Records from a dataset
***

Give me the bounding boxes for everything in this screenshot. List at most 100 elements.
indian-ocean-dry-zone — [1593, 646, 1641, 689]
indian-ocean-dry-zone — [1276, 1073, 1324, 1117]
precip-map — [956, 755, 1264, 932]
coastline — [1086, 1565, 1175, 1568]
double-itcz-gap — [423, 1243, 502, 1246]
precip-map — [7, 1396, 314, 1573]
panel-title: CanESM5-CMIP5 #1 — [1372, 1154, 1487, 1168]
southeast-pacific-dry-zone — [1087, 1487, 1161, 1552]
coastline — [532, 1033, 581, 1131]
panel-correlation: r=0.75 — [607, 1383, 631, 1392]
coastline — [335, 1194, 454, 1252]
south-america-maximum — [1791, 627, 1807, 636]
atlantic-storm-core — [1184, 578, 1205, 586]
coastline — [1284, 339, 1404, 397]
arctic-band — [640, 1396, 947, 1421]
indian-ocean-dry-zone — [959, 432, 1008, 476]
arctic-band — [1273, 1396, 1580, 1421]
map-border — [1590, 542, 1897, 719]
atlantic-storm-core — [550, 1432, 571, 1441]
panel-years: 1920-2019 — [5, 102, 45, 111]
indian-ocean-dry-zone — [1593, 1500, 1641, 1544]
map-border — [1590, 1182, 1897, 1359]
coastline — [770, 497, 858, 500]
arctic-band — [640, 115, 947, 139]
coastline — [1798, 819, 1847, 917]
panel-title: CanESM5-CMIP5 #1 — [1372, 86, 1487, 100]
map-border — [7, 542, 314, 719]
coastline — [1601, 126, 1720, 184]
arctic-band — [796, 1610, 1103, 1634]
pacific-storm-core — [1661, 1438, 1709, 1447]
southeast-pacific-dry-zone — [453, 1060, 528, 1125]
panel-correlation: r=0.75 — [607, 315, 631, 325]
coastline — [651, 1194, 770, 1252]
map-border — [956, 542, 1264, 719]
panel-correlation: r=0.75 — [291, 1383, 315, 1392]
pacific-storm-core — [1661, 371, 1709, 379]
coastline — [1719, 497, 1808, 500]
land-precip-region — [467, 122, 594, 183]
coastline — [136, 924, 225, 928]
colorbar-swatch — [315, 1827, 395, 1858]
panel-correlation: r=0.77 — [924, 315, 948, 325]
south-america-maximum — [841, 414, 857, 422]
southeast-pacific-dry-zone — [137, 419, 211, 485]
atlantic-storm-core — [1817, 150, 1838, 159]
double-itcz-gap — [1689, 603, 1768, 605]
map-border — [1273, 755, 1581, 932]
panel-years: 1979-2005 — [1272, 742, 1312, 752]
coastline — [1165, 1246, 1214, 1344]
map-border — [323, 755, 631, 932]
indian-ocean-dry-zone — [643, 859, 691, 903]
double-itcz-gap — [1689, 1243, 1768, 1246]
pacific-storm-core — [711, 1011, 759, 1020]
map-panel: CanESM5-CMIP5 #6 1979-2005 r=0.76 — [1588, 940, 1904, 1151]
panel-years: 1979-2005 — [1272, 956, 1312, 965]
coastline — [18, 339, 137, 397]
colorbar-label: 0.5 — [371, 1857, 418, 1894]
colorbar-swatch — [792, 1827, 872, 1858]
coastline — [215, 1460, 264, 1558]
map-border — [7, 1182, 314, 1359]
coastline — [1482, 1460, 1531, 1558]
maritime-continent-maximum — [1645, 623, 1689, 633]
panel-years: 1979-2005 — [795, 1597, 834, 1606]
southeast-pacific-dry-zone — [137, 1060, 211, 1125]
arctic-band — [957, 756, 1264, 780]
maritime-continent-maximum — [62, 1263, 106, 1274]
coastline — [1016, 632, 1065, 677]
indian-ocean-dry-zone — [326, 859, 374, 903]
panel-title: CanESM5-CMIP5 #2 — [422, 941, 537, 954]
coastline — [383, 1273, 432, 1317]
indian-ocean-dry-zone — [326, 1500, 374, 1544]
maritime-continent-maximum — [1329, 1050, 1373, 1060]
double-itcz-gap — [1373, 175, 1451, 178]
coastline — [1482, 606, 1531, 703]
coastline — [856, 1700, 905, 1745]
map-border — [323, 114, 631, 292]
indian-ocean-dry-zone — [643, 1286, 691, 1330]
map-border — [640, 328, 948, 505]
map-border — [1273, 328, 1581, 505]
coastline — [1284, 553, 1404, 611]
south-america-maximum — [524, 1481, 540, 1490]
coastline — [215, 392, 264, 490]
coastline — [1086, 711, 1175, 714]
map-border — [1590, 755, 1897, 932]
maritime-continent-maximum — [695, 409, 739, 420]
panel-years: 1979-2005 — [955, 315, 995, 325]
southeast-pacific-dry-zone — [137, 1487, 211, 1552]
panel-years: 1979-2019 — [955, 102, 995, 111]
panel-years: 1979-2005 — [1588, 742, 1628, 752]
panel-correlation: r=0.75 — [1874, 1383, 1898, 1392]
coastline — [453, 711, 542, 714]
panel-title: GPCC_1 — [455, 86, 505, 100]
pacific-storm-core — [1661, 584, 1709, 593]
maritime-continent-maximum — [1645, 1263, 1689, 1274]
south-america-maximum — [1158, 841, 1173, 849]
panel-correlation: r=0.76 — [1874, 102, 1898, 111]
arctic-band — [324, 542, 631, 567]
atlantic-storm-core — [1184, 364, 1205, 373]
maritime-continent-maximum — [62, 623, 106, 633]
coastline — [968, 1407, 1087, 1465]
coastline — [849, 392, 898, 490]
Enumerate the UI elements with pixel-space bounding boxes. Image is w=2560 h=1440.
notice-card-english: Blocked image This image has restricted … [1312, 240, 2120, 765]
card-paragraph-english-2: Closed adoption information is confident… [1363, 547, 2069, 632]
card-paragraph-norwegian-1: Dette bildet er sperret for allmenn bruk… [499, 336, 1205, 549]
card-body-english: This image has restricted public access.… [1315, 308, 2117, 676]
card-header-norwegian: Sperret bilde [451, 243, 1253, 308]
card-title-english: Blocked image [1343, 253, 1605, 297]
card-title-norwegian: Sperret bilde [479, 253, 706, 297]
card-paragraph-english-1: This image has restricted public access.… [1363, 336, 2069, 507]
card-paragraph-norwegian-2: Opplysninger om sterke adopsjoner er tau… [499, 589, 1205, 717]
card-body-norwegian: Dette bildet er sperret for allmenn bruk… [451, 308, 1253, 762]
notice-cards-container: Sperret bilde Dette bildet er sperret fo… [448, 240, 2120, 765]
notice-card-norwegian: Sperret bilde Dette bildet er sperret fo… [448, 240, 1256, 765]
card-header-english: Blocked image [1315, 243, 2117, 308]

***

TASK TO COMPLETE
Output every line of the data above again, unchanged, from the first to the last.

RESPONSE
Give me the bounding boxes for everything in this screenshot. List at most 100 elements.
indian-ocean-dry-zone — [1593, 646, 1641, 689]
indian-ocean-dry-zone — [1276, 1073, 1324, 1117]
precip-map — [956, 755, 1264, 932]
coastline — [1086, 1565, 1175, 1568]
double-itcz-gap — [423, 1243, 502, 1246]
precip-map — [7, 1396, 314, 1573]
panel-title: CanESM5-CMIP5 #1 — [1372, 1154, 1487, 1168]
southeast-pacific-dry-zone — [1087, 1487, 1161, 1552]
coastline — [532, 1033, 581, 1131]
panel-correlation: r=0.75 — [607, 1383, 631, 1392]
coastline — [335, 1194, 454, 1252]
south-america-maximum — [1791, 627, 1807, 636]
atlantic-storm-core — [1184, 578, 1205, 586]
coastline — [1284, 339, 1404, 397]
arctic-band — [640, 1396, 947, 1421]
indian-ocean-dry-zone — [959, 432, 1008, 476]
arctic-band — [1273, 1396, 1580, 1421]
map-border — [1590, 542, 1897, 719]
atlantic-storm-core — [550, 1432, 571, 1441]
panel-years: 1920-2019 — [5, 102, 45, 111]
indian-ocean-dry-zone — [1593, 1500, 1641, 1544]
map-border — [1590, 1182, 1897, 1359]
coastline — [770, 497, 858, 500]
arctic-band — [640, 115, 947, 139]
coastline — [1798, 819, 1847, 917]
panel-title: CanESM5-CMIP5 #1 — [1372, 86, 1487, 100]
map-border — [7, 542, 314, 719]
coastline — [1601, 126, 1720, 184]
arctic-band — [796, 1610, 1103, 1634]
pacific-storm-core — [1661, 1438, 1709, 1447]
southeast-pacific-dry-zone — [453, 1060, 528, 1125]
panel-correlation: r=0.75 — [607, 315, 631, 325]
coastline — [651, 1194, 770, 1252]
map-border — [956, 542, 1264, 719]
panel-correlation: r=0.75 — [291, 1383, 315, 1392]
pacific-storm-core — [1661, 371, 1709, 379]
coastline — [1719, 497, 1808, 500]
land-precip-region — [467, 122, 594, 183]
coastline — [136, 924, 225, 928]
colorbar-swatch — [315, 1827, 395, 1858]
panel-correlation: r=0.77 — [924, 315, 948, 325]
south-america-maximum — [841, 414, 857, 422]
southeast-pacific-dry-zone — [137, 419, 211, 485]
atlantic-storm-core — [1817, 150, 1838, 159]
double-itcz-gap — [1689, 603, 1768, 605]
map-border — [1273, 755, 1581, 932]
panel-years: 1979-2005 — [1272, 742, 1312, 752]
coastline — [1165, 1246, 1214, 1344]
map-border — [323, 755, 631, 932]
indian-ocean-dry-zone — [643, 859, 691, 903]
double-itcz-gap — [1689, 1243, 1768, 1246]
pacific-storm-core — [711, 1011, 759, 1020]
map-panel: CanESM5-CMIP5 #6 1979-2005 r=0.76 — [1588, 940, 1904, 1151]
panel-years: 1979-2005 — [1272, 956, 1312, 965]
coastline — [18, 339, 137, 397]
colorbar-label: 0.5 — [371, 1857, 418, 1894]
colorbar-swatch — [792, 1827, 872, 1858]
coastline — [215, 1460, 264, 1558]
map-border — [7, 1182, 314, 1359]
coastline — [1482, 1460, 1531, 1558]
maritime-continent-maximum — [1645, 623, 1689, 633]
panel-years: 1979-2005 — [795, 1597, 834, 1606]
southeast-pacific-dry-zone — [137, 1060, 211, 1125]
arctic-band — [957, 756, 1264, 780]
maritime-continent-maximum — [62, 1263, 106, 1274]
coastline — [1016, 632, 1065, 677]
indian-ocean-dry-zone — [326, 859, 374, 903]
panel-title: CanESM5-CMIP5 #2 — [422, 941, 537, 954]
coastline — [383, 1273, 432, 1317]
indian-ocean-dry-zone — [326, 1500, 374, 1544]
maritime-continent-maximum — [1329, 1050, 1373, 1060]
double-itcz-gap — [1373, 175, 1451, 178]
coastline — [1482, 606, 1531, 703]
coastline — [856, 1700, 905, 1745]
map-border — [323, 114, 631, 292]
indian-ocean-dry-zone — [643, 1286, 691, 1330]
map-border — [640, 328, 948, 505]
map-border — [1273, 328, 1581, 505]
coastline — [1284, 553, 1404, 611]
south-america-maximum — [524, 1481, 540, 1490]
coastline — [215, 392, 264, 490]
coastline — [1086, 711, 1175, 714]
map-border — [1590, 755, 1897, 932]
maritime-continent-maximum — [695, 409, 739, 420]
panel-years: 1979-2005 — [955, 315, 995, 325]
southeast-pacific-dry-zone — [137, 1487, 211, 1552]
panel-years: 1979-2019 — [955, 102, 995, 111]
panel-years: 1979-2005 — [1588, 742, 1628, 752]
panel-correlation: r=0.75 — [1874, 1383, 1898, 1392]
coastline — [453, 711, 542, 714]
panel-title: GPCC_1 — [455, 86, 505, 100]
pacific-storm-core — [1661, 584, 1709, 593]
maritime-continent-maximum — [1645, 1263, 1689, 1274]
south-america-maximum — [1158, 841, 1173, 849]
panel-correlation: r=0.76 — [1874, 102, 1898, 111]
arctic-band — [324, 542, 631, 567]
atlantic-storm-core — [1184, 364, 1205, 373]
maritime-continent-maximum — [62, 623, 106, 633]
coastline — [968, 1407, 1087, 1465]
coastline — [849, 392, 898, 490]
Enumerate the UI elements with pixel-space bounding boxes. Image is w=2560 h=1440.
notice-card-english: Blocked image This image has restricted … [1312, 240, 2120, 765]
card-paragraph-english-2: Closed adoption information is confident… [1363, 547, 2069, 632]
card-paragraph-norwegian-1: Dette bildet er sperret for allmenn bruk… [499, 336, 1205, 549]
card-body-english: This image has restricted public access.… [1315, 308, 2117, 676]
card-header-norwegian: Sperret bilde [451, 243, 1253, 308]
card-title-english: Blocked image [1343, 253, 1605, 297]
card-title-norwegian: Sperret bilde [479, 253, 706, 297]
card-paragraph-english-1: This image has restricted public access.… [1363, 336, 2069, 507]
card-paragraph-norwegian-2: Opplysninger om sterke adopsjoner er tau… [499, 589, 1205, 717]
card-body-norwegian: Dette bildet er sperret for allmenn bruk… [451, 308, 1253, 762]
notice-cards-container: Sperret bilde Dette bildet er sperret fo… [448, 240, 2120, 765]
notice-card-norwegian: Sperret bilde Dette bildet er sperret fo… [448, 240, 1256, 765]
card-header-english: Blocked image [1315, 243, 2117, 308]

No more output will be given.